STATED EXERCISE:
Show every line in the records below that contains the word "into".

DATASET EXCERPTS:
# # # # # # #
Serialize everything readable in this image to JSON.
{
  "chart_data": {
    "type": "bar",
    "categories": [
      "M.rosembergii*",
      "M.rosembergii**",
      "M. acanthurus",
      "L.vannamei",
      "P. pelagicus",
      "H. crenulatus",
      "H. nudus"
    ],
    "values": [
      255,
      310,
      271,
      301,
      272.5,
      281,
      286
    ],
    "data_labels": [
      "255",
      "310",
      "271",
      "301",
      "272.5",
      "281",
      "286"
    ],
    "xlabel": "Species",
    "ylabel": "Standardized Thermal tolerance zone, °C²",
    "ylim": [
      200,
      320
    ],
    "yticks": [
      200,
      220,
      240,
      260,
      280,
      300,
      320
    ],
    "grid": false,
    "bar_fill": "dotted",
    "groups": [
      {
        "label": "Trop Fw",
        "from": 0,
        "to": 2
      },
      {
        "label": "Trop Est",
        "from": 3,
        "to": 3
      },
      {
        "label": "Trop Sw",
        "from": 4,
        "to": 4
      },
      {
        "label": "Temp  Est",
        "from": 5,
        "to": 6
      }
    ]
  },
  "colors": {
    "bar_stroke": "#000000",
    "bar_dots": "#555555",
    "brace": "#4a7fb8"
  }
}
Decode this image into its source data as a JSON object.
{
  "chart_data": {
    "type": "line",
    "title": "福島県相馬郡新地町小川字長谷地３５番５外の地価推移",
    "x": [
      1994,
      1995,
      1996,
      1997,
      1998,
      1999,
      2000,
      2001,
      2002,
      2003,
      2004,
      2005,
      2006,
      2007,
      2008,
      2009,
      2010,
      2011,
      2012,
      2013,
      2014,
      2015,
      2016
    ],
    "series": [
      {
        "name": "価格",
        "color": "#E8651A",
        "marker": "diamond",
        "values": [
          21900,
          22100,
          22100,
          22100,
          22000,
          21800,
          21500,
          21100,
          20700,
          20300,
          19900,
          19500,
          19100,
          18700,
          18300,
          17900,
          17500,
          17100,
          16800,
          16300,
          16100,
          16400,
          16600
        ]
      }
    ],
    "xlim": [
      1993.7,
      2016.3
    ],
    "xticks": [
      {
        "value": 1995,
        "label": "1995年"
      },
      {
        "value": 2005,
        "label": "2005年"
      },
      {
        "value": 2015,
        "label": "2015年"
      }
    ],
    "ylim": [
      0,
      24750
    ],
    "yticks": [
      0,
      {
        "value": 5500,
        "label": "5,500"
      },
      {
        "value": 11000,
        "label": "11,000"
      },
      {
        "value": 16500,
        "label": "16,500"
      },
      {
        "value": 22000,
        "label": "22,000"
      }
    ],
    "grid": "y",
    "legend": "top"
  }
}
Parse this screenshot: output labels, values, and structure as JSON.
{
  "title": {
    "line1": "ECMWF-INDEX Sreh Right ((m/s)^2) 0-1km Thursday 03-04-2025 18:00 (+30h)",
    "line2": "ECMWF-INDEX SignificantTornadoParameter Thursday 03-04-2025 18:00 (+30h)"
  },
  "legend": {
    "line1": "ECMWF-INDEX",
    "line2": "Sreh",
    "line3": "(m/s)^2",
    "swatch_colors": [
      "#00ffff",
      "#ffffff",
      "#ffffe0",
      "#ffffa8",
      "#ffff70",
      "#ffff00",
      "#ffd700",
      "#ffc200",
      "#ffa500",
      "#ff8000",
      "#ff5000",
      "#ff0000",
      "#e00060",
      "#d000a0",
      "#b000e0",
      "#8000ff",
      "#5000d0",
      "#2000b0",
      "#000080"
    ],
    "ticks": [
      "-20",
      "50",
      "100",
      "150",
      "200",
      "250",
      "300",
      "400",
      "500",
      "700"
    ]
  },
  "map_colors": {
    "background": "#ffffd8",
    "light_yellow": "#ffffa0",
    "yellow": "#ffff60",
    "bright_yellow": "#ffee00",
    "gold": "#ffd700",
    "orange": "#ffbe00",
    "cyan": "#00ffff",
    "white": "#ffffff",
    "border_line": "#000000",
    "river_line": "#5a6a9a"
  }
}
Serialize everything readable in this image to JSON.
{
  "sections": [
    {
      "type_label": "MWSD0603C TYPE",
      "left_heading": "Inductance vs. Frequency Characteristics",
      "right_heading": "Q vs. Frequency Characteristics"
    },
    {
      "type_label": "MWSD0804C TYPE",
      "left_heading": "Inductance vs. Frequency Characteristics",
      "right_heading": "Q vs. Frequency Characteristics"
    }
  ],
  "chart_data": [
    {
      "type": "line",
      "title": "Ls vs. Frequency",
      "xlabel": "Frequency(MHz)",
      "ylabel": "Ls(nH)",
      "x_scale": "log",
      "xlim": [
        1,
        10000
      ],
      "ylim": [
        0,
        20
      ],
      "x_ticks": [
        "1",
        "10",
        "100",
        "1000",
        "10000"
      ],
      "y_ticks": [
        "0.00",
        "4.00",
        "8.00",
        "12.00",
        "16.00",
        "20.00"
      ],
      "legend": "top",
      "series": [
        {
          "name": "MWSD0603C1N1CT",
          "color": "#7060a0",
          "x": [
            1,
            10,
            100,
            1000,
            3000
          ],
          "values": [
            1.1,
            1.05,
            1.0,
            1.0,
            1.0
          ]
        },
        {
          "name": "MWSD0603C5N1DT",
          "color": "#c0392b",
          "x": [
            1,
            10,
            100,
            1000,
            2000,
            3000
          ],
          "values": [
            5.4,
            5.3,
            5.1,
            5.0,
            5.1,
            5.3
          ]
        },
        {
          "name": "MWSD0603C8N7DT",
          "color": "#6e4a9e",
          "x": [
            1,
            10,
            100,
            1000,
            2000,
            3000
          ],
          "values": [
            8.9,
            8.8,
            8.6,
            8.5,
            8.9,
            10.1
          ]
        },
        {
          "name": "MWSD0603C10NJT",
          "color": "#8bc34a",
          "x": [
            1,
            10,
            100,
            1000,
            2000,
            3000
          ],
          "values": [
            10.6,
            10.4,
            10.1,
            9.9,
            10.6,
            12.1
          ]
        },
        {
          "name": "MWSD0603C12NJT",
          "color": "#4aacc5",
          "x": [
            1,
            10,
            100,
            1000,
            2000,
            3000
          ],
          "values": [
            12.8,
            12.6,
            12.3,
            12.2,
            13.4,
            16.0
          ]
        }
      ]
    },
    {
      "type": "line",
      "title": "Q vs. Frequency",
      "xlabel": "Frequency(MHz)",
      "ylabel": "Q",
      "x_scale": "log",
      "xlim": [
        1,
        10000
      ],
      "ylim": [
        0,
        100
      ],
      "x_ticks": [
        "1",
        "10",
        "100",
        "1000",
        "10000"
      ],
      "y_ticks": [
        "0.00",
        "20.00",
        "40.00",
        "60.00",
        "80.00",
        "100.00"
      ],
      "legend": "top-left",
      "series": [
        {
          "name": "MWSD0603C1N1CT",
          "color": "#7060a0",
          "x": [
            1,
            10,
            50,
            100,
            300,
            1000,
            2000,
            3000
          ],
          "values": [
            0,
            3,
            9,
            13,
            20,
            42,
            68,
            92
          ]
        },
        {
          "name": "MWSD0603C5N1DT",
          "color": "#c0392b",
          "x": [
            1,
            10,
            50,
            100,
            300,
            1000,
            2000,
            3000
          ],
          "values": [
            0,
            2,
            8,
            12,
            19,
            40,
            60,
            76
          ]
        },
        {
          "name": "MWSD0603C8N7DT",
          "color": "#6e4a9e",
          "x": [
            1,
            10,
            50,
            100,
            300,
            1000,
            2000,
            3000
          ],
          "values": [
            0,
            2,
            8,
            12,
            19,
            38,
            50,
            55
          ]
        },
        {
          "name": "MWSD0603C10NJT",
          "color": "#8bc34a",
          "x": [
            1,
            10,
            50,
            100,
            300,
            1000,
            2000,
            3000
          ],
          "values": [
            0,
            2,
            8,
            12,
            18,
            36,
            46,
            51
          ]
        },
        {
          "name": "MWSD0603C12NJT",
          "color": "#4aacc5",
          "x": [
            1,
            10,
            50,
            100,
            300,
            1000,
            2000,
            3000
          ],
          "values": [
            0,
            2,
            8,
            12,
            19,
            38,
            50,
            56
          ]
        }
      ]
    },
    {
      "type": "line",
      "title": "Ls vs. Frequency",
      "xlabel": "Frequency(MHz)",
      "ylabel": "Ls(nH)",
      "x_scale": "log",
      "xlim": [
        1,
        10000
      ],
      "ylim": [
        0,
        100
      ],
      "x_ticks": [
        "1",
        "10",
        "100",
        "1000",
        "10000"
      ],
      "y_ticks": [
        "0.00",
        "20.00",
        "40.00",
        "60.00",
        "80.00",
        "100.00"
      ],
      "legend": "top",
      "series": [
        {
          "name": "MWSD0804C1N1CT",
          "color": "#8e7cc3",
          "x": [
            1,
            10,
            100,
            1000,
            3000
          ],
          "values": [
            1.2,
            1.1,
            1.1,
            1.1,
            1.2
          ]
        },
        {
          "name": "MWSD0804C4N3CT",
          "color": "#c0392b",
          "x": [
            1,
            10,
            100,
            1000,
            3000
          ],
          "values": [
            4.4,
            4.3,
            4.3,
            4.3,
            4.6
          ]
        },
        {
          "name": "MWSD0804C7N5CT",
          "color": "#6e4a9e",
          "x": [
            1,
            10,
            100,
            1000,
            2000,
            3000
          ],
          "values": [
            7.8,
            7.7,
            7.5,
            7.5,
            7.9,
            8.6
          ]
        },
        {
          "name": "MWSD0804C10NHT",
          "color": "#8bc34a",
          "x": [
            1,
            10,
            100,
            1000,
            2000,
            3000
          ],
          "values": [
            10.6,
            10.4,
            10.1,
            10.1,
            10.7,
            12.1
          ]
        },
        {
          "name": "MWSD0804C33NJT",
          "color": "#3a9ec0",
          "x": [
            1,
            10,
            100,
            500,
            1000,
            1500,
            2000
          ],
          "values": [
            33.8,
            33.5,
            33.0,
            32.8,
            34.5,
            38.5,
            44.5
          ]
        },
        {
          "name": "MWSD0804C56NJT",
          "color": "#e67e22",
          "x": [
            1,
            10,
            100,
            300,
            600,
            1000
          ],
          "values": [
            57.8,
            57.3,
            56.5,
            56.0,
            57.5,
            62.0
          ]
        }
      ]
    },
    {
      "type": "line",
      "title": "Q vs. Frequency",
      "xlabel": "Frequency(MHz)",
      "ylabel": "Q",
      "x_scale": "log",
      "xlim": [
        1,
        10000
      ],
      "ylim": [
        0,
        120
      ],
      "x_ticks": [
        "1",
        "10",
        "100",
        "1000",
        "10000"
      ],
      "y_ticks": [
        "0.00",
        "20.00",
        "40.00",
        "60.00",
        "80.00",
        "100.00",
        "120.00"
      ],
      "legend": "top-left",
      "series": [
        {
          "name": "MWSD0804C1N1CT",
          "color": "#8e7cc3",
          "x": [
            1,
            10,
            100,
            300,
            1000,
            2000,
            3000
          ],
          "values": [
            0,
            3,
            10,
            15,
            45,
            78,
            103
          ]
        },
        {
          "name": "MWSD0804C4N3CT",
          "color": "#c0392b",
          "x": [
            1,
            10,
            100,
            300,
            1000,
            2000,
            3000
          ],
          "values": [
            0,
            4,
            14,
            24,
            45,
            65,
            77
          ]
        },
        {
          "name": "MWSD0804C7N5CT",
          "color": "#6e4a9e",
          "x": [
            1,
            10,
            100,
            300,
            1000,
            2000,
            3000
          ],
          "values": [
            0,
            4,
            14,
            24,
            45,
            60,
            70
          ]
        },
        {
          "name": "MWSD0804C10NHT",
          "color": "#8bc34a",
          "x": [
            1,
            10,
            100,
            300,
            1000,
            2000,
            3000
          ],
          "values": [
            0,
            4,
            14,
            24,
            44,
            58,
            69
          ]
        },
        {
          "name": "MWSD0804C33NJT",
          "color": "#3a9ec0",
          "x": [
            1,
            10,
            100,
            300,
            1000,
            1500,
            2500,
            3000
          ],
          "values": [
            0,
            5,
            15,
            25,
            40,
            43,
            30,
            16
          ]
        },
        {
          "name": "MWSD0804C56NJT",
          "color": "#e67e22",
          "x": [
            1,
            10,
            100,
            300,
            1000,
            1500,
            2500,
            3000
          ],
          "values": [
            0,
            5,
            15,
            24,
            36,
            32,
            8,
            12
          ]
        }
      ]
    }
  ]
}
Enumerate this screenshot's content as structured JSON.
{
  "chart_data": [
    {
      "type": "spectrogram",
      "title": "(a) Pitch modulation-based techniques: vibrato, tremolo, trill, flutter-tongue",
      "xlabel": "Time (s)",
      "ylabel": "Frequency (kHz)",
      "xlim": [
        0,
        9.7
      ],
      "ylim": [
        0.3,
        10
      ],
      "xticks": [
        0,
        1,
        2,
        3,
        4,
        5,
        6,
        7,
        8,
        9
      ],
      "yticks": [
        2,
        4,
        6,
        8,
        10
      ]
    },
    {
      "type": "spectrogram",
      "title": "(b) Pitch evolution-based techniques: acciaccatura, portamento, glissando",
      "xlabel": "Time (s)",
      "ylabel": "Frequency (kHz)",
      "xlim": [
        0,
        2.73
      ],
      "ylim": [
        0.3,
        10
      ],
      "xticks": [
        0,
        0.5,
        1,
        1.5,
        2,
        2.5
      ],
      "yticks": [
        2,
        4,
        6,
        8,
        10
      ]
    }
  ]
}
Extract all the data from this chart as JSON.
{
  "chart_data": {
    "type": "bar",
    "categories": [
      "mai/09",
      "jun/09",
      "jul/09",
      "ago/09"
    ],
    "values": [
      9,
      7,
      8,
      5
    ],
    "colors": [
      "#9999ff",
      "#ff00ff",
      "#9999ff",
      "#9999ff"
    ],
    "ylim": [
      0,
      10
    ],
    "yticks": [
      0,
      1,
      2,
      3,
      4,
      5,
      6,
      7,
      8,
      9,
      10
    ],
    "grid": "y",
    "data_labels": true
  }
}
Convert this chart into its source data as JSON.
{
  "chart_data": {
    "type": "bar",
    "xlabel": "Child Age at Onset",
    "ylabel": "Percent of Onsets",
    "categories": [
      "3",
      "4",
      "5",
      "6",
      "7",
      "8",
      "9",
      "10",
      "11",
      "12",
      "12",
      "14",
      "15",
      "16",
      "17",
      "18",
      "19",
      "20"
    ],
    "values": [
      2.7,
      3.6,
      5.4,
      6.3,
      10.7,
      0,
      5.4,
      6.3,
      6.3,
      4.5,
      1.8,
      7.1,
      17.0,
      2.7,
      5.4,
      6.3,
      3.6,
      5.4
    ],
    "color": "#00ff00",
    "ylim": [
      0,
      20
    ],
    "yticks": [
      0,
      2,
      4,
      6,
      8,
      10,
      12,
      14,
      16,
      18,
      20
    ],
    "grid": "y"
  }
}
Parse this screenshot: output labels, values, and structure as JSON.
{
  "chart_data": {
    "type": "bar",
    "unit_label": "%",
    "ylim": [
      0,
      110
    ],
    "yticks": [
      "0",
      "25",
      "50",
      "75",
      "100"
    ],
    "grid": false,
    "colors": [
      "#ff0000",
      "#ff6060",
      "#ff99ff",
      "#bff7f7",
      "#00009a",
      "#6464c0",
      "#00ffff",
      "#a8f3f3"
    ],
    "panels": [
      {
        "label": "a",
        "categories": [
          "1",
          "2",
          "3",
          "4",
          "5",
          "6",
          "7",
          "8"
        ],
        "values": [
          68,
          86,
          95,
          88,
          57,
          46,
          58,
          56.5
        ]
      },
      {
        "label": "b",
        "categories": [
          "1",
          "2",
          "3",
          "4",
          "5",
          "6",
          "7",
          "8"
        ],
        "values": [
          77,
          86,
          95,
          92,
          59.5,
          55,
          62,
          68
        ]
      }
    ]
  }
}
# # # # # # #
WORKED ANSWER:
Decode this image into its source data as a JSON object.
Convert this chart into its source data as JSON.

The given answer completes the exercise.